• _GIVEN INSTRUCTION_:
Write out every entry word for word.

• • •

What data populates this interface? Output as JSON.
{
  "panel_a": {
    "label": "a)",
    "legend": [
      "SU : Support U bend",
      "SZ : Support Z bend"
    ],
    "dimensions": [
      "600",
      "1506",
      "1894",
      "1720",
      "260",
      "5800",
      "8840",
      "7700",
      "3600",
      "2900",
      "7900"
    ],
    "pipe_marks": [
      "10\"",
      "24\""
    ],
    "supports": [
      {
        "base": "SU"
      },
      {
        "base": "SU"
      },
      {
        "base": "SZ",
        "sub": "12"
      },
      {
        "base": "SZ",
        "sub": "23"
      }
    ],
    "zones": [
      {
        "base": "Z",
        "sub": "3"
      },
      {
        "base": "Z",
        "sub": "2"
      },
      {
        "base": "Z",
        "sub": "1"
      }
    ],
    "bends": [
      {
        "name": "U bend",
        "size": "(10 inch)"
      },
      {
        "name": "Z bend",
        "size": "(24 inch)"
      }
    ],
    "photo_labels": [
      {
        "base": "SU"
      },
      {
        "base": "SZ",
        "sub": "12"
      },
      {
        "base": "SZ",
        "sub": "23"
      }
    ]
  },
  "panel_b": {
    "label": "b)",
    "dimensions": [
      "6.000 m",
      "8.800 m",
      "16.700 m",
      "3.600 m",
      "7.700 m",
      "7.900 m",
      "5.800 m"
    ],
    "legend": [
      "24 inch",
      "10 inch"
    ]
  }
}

• • •

• _ANSWER FOR THE TASK_:
What data populates this interface? Output as JSON.
{
  "panel_a": {
    "label": "a)",
    "legend": [
      "SU : Support U bend",
      "SZ : Support Z bend"
    ],
    "dimensions": [
      "600",
      "1506",
      "1894",
      "1720",
      "260",
      "5800",
      "8840",
      "7700",
      "3600",
      "2900",
      "7900"
    ],
    "pipe_marks": [
      "10\"",
      "24\""
    ],
    "supports": [
      {
        "base": "SU"
      },
      {
        "base": "SU"
      },
      {
        "base": "SZ",
        "sub": "12"
      },
      {
        "base": "SZ",
        "sub": "23"
      }
    ],
    "zones": [
      {
        "base": "Z",
        "sub": "3"
      },
      {
        "base": "Z",
        "sub": "2"
      },
      {
        "base": "Z",
        "sub": "1"
      }
    ],
    "bends": [
      {
        "name": "U bend",
        "size": "(10 inch)"
      },
      {
        "name": "Z bend",
        "size": "(24 inch)"
      }
    ],
    "photo_labels": [
      {
        "base": "SU"
      },
      {
        "base": "SZ",
        "sub": "12"
      },
      {
        "base": "SZ",
        "sub": "23"
      }
    ]
  },
  "panel_b": {
    "label": "b)",
    "dimensions": [
      "6.000 m",
      "8.800 m",
      "16.700 m",
      "3.600 m",
      "7.700 m",
      "7.900 m",
      "5.800 m"
    ],
    "legend": [
      "24 inch",
      "10 inch"
    ]
  }
}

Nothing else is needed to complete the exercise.